GOAL:
Leaving out the pictures, transcribe all of the records faithfully.

EXTRACTED ENTRIES:
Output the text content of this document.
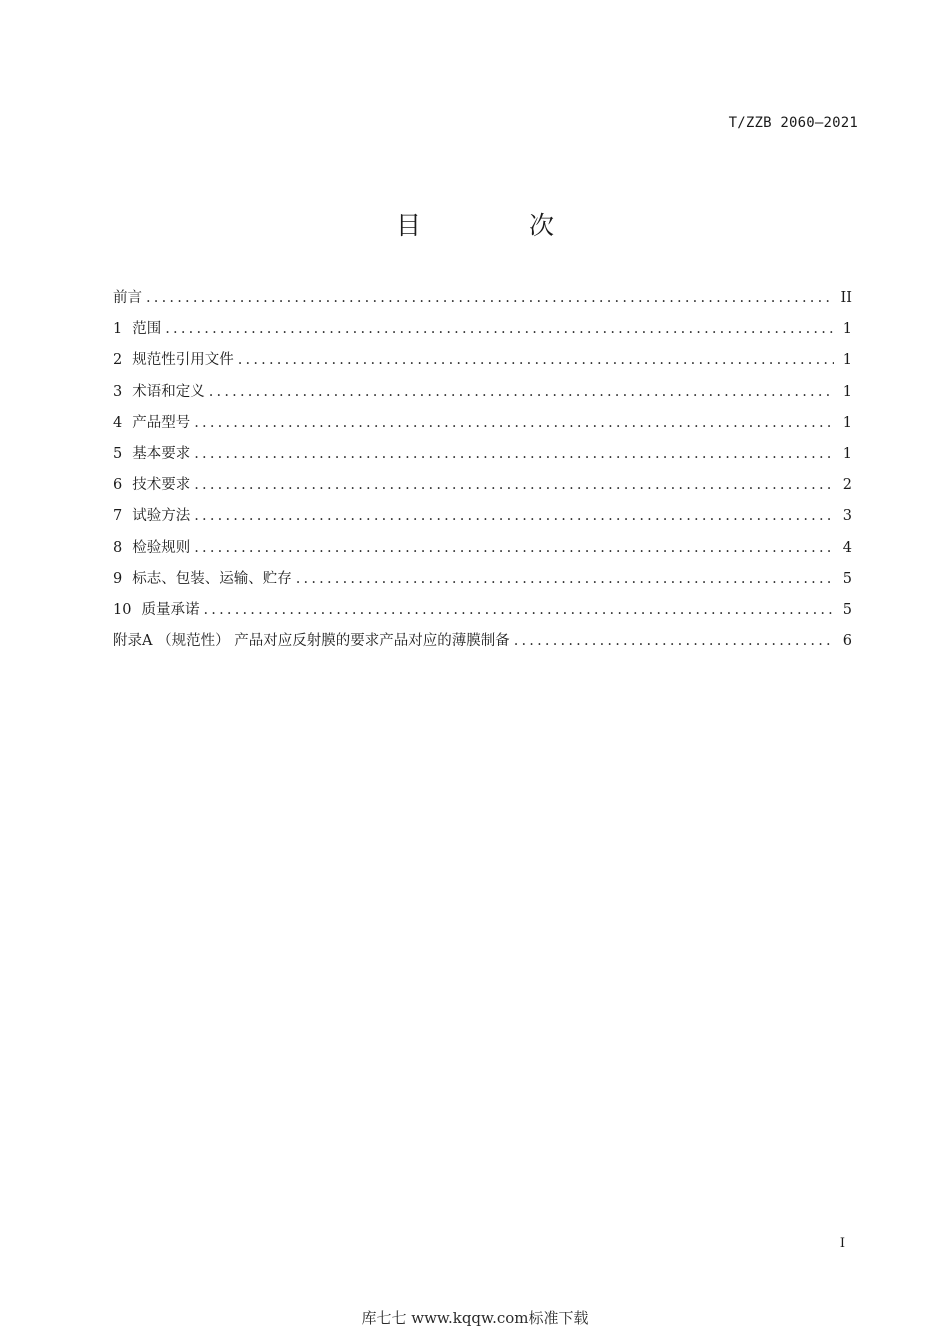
T/ZZB 2060—2021
目 次
前言 .....	II
1 范围 .....	1
2 规范性引用文件 .....	1
3 术语和定义 .....	1
4 产品型号 .....	1
5 基本要求 .....	1
6 技术要求 .....	2
7 试验方法 .....	3
8 检验规则 .....	4
9 标志、包装、运输、贮存 .....	5
10 质量承诺 .....	5
附录A （规范性） 产品对应反射膜的要求产品对应的薄膜制备 .....	6
I
库七七 www.kqqw.com标准下载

RESULT OF THIS EXERCISE:
Output the text content of this document.
T/ZZB 2060—2021
目 次
前言 .....	II
1 范围 .....	1
2 规范性引用文件 .....	1
3 术语和定义 .....	1
4 产品型号 .....	1
5 基本要求 .....	1
6 技术要求 .....	2
7 试验方法 .....	3
8 检验规则 .....	4
9 标志、包装、运输、贮存 .....	5
10 质量承诺 .....	5
附录A （规范性） 产品对应反射膜的要求产品对应的薄膜制备 .....	6
I
库七七 www.kqqw.com标准下载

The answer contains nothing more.